Task instructions
Emit the entire listing verbatim.
____ Material for this exercise
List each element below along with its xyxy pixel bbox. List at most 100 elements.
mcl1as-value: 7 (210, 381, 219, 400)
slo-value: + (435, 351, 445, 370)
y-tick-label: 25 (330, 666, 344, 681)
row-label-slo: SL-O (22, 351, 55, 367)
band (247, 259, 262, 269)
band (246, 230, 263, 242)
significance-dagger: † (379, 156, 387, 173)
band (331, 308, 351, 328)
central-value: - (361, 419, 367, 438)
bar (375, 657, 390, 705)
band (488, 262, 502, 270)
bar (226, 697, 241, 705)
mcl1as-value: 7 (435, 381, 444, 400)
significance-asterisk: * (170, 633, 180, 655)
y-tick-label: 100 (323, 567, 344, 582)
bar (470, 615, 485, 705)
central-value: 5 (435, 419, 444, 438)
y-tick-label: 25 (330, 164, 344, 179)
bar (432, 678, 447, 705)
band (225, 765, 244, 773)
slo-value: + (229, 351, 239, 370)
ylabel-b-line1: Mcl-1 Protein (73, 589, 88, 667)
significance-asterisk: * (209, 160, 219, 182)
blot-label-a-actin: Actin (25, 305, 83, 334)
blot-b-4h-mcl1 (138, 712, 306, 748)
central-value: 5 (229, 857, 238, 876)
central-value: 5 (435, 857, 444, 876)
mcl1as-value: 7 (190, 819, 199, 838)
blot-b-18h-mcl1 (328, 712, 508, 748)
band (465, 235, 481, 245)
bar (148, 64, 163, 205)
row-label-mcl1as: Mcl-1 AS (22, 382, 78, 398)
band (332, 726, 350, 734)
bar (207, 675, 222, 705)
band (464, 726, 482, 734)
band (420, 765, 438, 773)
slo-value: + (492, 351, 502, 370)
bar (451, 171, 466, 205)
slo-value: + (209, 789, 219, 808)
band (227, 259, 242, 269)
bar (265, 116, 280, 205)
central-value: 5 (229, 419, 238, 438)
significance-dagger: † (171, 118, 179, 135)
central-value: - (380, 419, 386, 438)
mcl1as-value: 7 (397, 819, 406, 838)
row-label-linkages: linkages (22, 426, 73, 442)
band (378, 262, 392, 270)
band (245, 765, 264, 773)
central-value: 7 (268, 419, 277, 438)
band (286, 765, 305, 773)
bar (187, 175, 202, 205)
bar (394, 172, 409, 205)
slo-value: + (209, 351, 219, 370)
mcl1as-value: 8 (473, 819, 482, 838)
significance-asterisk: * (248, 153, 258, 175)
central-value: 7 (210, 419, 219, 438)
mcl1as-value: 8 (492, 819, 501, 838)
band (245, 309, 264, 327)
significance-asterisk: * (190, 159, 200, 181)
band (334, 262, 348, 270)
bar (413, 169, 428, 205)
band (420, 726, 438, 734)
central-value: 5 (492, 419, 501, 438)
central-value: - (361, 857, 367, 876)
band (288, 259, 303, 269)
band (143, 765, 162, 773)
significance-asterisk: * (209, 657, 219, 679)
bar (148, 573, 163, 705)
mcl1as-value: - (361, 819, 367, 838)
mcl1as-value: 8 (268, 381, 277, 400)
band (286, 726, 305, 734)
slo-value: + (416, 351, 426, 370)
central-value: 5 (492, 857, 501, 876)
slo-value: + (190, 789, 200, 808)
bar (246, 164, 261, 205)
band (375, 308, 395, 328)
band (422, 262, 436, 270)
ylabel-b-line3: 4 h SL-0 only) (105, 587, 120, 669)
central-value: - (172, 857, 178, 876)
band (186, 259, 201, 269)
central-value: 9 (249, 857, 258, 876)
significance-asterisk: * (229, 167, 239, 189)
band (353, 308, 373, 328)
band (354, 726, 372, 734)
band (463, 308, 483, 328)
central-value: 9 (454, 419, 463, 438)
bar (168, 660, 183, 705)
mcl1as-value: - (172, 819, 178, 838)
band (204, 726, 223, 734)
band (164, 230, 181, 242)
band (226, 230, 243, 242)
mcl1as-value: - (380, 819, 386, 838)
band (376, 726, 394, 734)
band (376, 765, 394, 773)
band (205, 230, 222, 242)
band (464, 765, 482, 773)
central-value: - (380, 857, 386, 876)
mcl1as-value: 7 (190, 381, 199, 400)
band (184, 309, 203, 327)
________
Your solution
List each element below along with its xyxy pixel bbox. List at most 100 elements.
mcl1as-value: 7 (210, 381, 219, 400)
slo-value: + (435, 351, 445, 370)
y-tick-label: 25 (330, 666, 344, 681)
row-label-slo: SL-O (22, 351, 55, 367)
band (247, 259, 262, 269)
band (246, 230, 263, 242)
significance-dagger: † (379, 156, 387, 173)
band (331, 308, 351, 328)
central-value: - (361, 419, 367, 438)
bar (375, 657, 390, 705)
band (488, 262, 502, 270)
bar (226, 697, 241, 705)
mcl1as-value: 7 (435, 381, 444, 400)
significance-asterisk: * (170, 633, 180, 655)
y-tick-label: 100 (323, 567, 344, 582)
bar (470, 615, 485, 705)
central-value: 5 (435, 419, 444, 438)
y-tick-label: 25 (330, 164, 344, 179)
bar (432, 678, 447, 705)
band (225, 765, 244, 773)
slo-value: + (229, 351, 239, 370)
ylabel-b-line1: Mcl-1 Protein (73, 589, 88, 667)
significance-asterisk: * (209, 160, 219, 182)
blot-label-a-actin: Actin (25, 305, 83, 334)
blot-b-4h-mcl1 (138, 712, 306, 748)
central-value: 5 (229, 857, 238, 876)
central-value: 5 (435, 857, 444, 876)
mcl1as-value: 7 (190, 819, 199, 838)
blot-b-18h-mcl1 (328, 712, 508, 748)
band (465, 235, 481, 245)
bar (148, 64, 163, 205)
row-label-mcl1as: Mcl-1 AS (22, 382, 78, 398)
band (332, 726, 350, 734)
bar (207, 675, 222, 705)
band (464, 726, 482, 734)
band (420, 765, 438, 773)
slo-value: + (492, 351, 502, 370)
bar (451, 171, 466, 205)
slo-value: + (209, 789, 219, 808)
band (227, 259, 242, 269)
bar (265, 116, 280, 205)
central-value: 5 (229, 419, 238, 438)
significance-dagger: † (171, 118, 179, 135)
central-value: - (380, 419, 386, 438)
mcl1as-value: 7 (397, 819, 406, 838)
row-label-linkages: linkages (22, 426, 73, 442)
band (378, 262, 392, 270)
band (245, 765, 264, 773)
central-value: 7 (268, 419, 277, 438)
band (286, 765, 305, 773)
bar (187, 175, 202, 205)
bar (394, 172, 409, 205)
slo-value: + (209, 351, 219, 370)
mcl1as-value: 8 (473, 819, 482, 838)
significance-asterisk: * (248, 153, 258, 175)
central-value: 7 (210, 419, 219, 438)
mcl1as-value: 8 (492, 819, 501, 838)
band (245, 309, 264, 327)
significance-asterisk: * (190, 159, 200, 181)
band (334, 262, 348, 270)
bar (413, 169, 428, 205)
band (420, 726, 438, 734)
central-value: 5 (492, 419, 501, 438)
central-value: - (361, 857, 367, 876)
band (288, 259, 303, 269)
band (143, 765, 162, 773)
significance-asterisk: * (209, 657, 219, 679)
bar (148, 573, 163, 705)
mcl1as-value: - (361, 819, 367, 838)
mcl1as-value: 8 (268, 381, 277, 400)
band (286, 726, 305, 734)
slo-value: + (416, 351, 426, 370)
central-value: 5 (492, 857, 501, 876)
slo-value: + (190, 789, 200, 808)
bar (246, 164, 261, 205)
band (375, 308, 395, 328)
band (422, 262, 436, 270)
ylabel-b-line3: 4 h SL-0 only) (105, 587, 120, 669)
central-value: - (172, 857, 178, 876)
band (186, 259, 201, 269)
central-value: 9 (249, 857, 258, 876)
significance-asterisk: * (229, 167, 239, 189)
band (353, 308, 373, 328)
band (354, 726, 372, 734)
band (463, 308, 483, 328)
central-value: 9 (454, 419, 463, 438)
bar (168, 660, 183, 705)
mcl1as-value: - (172, 819, 178, 838)
band (204, 726, 223, 734)
band (164, 230, 181, 242)
band (226, 230, 243, 242)
mcl1as-value: - (380, 819, 386, 838)
band (376, 726, 394, 734)
band (376, 765, 394, 773)
band (205, 230, 222, 242)
band (464, 765, 482, 773)
central-value: - (380, 857, 386, 876)
mcl1as-value: 7 (190, 381, 199, 400)
band (184, 309, 203, 327)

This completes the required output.